(Problem) What lines of the data include the string "series"? Copy them all.

------ Provided information ------

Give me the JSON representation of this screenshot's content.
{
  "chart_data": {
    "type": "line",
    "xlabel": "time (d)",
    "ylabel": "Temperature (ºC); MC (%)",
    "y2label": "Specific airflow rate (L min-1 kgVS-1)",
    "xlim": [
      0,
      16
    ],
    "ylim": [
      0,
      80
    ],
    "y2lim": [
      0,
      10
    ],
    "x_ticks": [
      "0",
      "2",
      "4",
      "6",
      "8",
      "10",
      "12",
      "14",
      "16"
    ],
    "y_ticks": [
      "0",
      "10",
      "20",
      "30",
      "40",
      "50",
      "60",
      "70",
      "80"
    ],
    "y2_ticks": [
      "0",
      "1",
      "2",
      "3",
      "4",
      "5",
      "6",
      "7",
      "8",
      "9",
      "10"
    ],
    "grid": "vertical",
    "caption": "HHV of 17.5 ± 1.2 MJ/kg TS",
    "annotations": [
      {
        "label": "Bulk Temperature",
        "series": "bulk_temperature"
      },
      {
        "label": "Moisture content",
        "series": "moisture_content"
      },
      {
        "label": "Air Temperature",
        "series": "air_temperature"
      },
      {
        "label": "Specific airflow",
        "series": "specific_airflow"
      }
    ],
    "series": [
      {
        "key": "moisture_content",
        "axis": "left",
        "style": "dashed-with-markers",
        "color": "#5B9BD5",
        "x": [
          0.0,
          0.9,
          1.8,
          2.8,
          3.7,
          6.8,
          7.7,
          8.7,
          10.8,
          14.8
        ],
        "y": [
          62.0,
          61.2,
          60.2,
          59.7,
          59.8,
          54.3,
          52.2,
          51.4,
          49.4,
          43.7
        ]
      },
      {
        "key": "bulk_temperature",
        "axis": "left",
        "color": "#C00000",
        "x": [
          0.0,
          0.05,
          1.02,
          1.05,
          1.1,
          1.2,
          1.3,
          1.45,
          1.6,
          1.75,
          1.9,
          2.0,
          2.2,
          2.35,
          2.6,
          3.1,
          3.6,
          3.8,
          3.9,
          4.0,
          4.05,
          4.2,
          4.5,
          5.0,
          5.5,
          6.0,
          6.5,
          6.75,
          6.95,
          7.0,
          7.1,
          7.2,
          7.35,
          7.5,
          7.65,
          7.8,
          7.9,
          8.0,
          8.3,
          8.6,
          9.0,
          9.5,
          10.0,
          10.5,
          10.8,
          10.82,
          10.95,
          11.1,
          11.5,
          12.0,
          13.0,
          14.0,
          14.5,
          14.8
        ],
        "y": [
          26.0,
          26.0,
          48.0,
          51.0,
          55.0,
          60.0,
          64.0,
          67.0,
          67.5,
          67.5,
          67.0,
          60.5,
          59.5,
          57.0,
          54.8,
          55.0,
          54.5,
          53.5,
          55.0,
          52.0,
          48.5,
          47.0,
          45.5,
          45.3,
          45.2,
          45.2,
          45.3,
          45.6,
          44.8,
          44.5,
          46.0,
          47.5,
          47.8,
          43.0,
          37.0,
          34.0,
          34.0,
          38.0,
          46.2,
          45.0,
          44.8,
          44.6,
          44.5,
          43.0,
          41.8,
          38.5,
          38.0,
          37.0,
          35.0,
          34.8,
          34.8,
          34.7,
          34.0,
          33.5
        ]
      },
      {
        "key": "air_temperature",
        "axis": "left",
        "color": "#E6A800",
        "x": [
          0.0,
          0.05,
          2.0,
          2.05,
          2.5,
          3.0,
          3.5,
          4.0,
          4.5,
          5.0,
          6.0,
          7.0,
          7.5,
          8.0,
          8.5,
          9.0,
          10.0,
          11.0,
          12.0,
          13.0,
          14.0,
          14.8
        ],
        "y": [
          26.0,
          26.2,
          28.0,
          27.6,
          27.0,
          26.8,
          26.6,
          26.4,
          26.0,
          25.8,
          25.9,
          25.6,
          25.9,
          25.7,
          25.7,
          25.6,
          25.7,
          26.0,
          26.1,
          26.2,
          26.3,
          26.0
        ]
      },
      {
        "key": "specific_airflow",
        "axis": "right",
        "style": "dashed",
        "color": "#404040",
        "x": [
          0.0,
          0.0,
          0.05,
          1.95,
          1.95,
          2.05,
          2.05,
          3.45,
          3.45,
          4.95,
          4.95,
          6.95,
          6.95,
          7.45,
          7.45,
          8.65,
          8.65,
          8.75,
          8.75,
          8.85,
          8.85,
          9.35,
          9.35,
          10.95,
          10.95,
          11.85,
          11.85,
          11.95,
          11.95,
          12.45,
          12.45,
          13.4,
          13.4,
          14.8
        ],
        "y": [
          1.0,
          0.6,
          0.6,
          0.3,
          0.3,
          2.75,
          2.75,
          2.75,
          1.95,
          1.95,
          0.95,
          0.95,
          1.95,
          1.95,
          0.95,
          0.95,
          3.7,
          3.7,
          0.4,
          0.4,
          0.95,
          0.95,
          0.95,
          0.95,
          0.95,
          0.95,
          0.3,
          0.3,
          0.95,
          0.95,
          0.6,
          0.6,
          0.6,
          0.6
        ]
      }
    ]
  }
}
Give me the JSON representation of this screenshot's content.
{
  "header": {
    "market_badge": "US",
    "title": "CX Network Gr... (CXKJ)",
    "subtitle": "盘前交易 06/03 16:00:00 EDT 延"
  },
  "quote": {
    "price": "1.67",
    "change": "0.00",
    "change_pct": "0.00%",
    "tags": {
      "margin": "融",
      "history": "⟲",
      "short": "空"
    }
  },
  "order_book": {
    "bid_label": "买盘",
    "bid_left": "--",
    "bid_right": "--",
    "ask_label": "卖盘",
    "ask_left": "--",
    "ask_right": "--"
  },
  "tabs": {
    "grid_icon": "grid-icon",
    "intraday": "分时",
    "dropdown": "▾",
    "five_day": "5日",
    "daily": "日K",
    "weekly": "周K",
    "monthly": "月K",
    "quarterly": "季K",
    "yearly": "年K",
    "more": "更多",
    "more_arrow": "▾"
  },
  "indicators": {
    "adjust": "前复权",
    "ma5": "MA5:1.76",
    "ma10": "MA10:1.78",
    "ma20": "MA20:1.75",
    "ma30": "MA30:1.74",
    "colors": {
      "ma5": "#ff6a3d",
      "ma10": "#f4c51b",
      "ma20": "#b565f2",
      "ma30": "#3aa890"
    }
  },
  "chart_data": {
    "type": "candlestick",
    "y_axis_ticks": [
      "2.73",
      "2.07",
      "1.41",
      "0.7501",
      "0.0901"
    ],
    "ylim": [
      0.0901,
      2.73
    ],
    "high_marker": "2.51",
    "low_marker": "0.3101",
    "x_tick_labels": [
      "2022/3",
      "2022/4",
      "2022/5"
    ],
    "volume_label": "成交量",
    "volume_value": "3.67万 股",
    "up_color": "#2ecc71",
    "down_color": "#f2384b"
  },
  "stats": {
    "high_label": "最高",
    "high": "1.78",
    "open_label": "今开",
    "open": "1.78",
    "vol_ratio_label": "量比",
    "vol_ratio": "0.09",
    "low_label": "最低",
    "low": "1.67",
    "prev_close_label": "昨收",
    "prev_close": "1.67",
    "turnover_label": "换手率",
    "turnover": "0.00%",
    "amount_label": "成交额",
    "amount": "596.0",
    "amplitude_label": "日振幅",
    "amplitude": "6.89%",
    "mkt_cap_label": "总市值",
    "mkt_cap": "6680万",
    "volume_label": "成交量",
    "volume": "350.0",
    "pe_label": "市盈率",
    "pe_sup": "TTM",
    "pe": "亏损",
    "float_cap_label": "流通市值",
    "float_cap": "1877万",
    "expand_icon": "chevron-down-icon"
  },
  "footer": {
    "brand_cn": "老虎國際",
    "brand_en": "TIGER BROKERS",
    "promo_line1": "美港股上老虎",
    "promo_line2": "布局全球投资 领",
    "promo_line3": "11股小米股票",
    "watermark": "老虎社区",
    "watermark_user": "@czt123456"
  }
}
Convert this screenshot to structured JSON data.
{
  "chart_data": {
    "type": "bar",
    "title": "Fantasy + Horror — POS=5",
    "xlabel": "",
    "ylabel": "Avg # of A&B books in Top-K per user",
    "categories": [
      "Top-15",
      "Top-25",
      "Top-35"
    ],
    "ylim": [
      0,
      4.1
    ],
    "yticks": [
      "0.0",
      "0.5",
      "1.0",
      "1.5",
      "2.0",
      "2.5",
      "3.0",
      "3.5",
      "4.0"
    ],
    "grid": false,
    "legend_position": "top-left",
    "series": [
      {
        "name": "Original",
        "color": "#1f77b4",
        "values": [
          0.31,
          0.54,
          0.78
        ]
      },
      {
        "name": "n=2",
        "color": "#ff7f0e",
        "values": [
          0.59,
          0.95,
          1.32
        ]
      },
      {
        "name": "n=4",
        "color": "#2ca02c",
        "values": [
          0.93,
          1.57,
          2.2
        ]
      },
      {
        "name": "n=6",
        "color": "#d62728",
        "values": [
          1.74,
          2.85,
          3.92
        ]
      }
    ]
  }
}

------

(Task answer)
        "series": "bulk_temperature"
        "series": "moisture_content"
        "series": "air_temperature"
        "series": "specific_airflow"
    "series": [
    "series": [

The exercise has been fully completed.